- Problem to work on
Extract each line containing the string "delle".

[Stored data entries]
+-------+

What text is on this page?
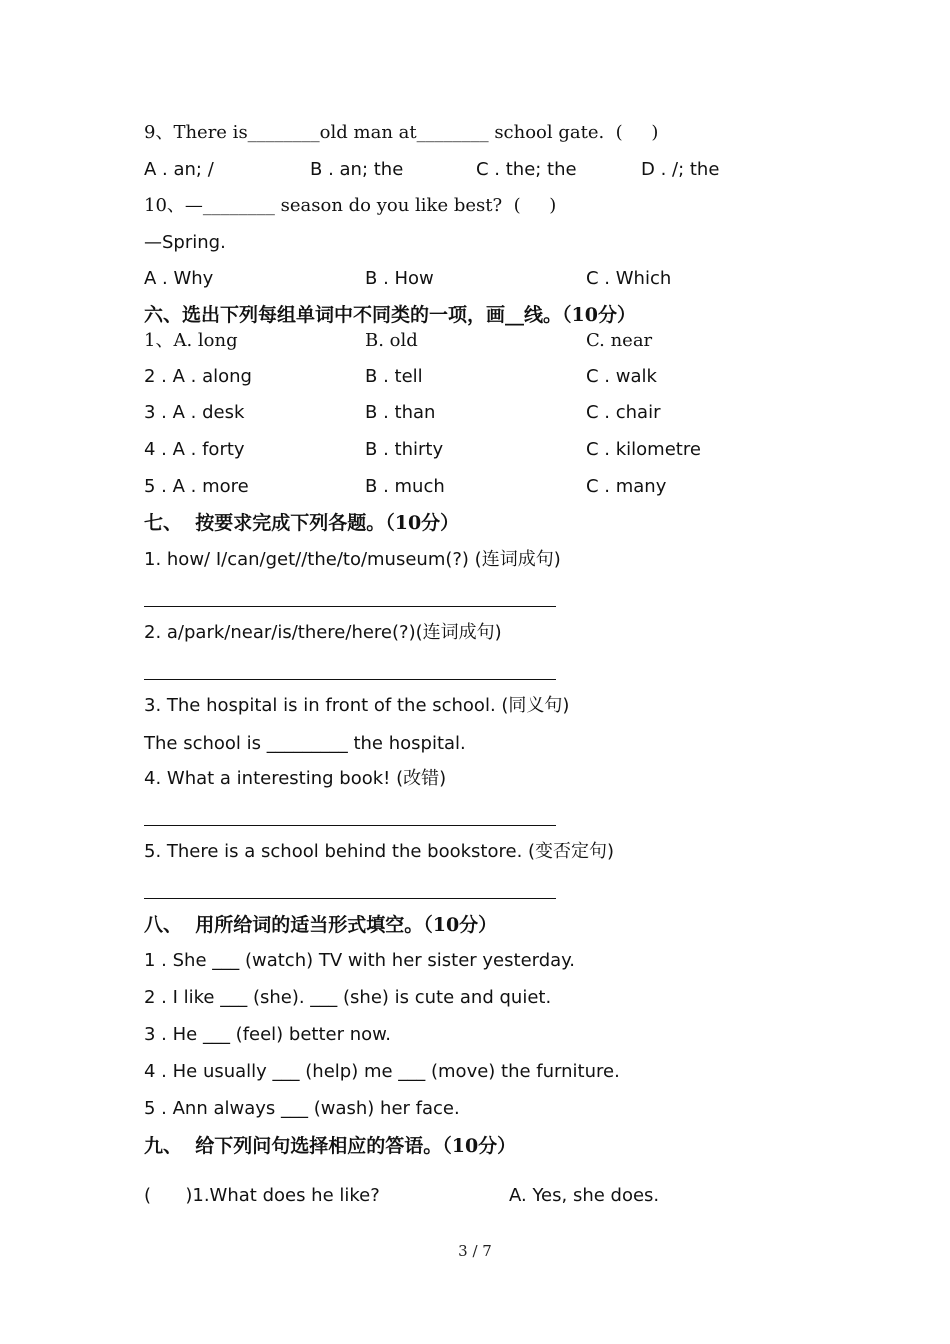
9、There is________old man at________ school gate.  (     )
A . an; /	B . an; the	C . the; the	D . /; the
10、—________ season do you like best?  (     )
—Spring.
A . Why	B . How	C . Which
六、选出下列每组单词中不同类的一项，画__线。（10分）
1、A. long	B. old	C. near
2 . A . along	B . tell	C . walk
3 . A . desk	B . than	C . chair
4 . A . forty	B . thirty	C . kilometre
5 . A . more	B . much	C . many
七、  按要求完成下列各题。（10分）
1. how/ I/can/get//the/to/museum(?) (连词成句)
2. a/park/near/is/there/here(?)(连词成句)
3. The hospital is in front of the school. (同义句)
The school is _________ the hospital.
4. What a interesting book! (改错)
5. There is a school behind the bookstore. (变否定句)
八、  用所给词的适当形式填空。（10分）
1 . She ___ (watch) TV with her sister yesterday.
2 . I like ___ (she). ___ (she) is cute and quiet.
3 . He ___ (feel) better now.
4 . He usually ___ (help) me ___ (move) the furniture.
5 . Ann always ___ (wash) her face.
九、  给下列问句选择相应的答语。（10分）
(      )1.What does he like?	A. Yes, she does.
3 / 7
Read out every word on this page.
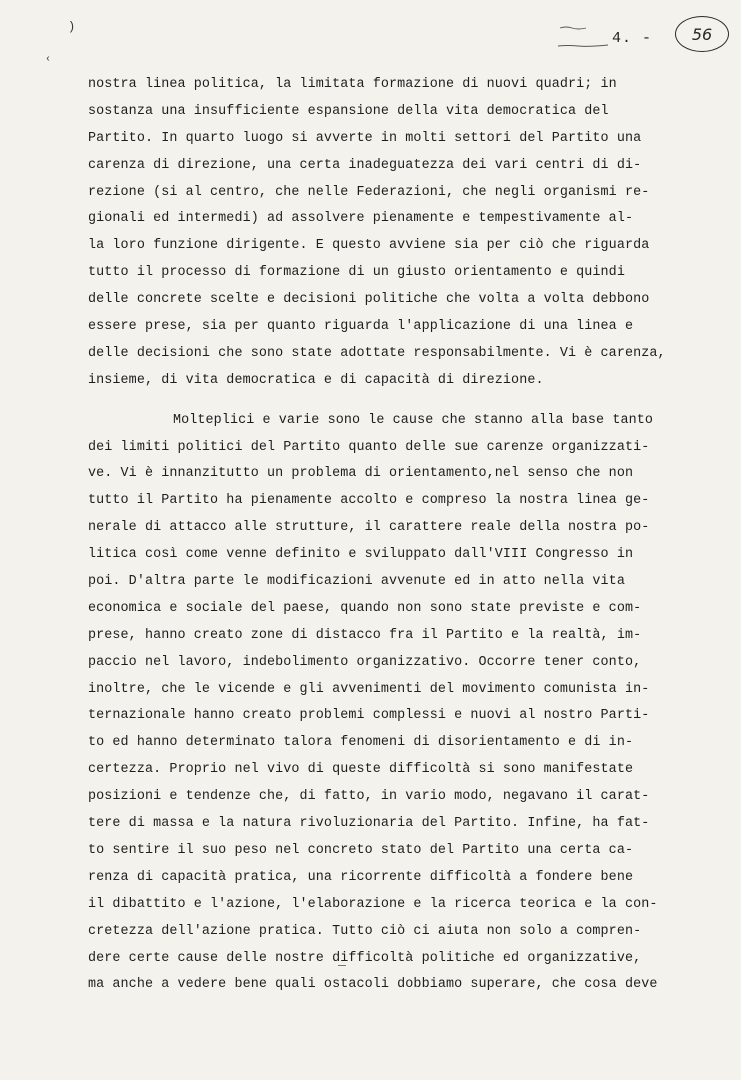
)
‹
4. -	56
nostra linea politica, la limitata formazione di nuovi quadri; in
sostanza una insufficiente espansione della vita democratica del
Partito. In quarto luogo si avverte in molti settori del Partito una
carenza di direzione, una certa inadeguatezza dei vari centri di di-
rezione (si al centro, che nelle Federazioni, che negli organismi re-
gionali ed intermedi) ad assolvere pienamente e tempestivamente al-
la loro funzione dirigente. E questo avviene sia per ciò che riguarda
tutto il processo di formazione di un giusto orientamento e quindi
delle concrete scelte e decisioni politiche che volta a volta debbono
essere prese, sia per quanto riguarda l'applicazione di una linea e
delle decisioni che sono state adottate responsabilmente. Vi è carenza,
insieme, di vita democratica e di capacità di direzione.
Molteplici e varie sono le cause che stanno alla base tanto
dei limiti politici del Partito quanto delle sue carenze organizzati-
ve. Vi è innanzitutto un problema di orientamento,nel senso che non
tutto il Partito ha pienamente accolto e compreso la nostra linea ge-
nerale di attacco alle strutture, il carattere reale della nostra po-
litica così come venne definito e sviluppato dall'VIII Congresso in
poi. D'altra parte le modificazioni avvenute ed in atto nella vita
economica e sociale del paese, quando non sono state previste e com-
prese, hanno creato zone di distacco fra il Partito e la realtà, im-
paccio nel lavoro, indebolimento organizzativo. Occorre tener conto,
inoltre, che le vicende e gli avvenimenti del movimento comunista in-
ternazionale hanno creato problemi complessi e nuovi al nostro Parti-
to ed hanno determinato talora fenomeni di disorientamento e di in-
certezza. Proprio nel vivo di queste difficoltà si sono manifestate
posizioni e tendenze che, di fatto, in vario modo, negavano il carat-
tere di massa e la natura rivoluzionaria del Partito. Infine, ha fat-
to sentire il suo peso nel concreto stato del Partito una certa ca-
renza di capacità pratica, una ricorrente difficoltà a fondere bene
il dibattito e l'azione, l'elaborazione e la ricerca teorica e la con-
cretezza dell'azione pratica. Tutto ciò ci aiuta non solo a compren-
dere certe cause delle nostre difficoltà politiche ed organizzative,
ma anche a vedere bene quali ostacoli dobbiamo superare, che cosa deve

+-------+

- Output below
delle concrete scelte e decisioni politiche che volta a volta debbono
delle decisioni che sono state adottate responsabilmente. Vi è carenza,
dei limiti politici del Partito quanto delle sue carenze organizzati-
dere certe cause delle nostre difficoltà politiche ed organizzative,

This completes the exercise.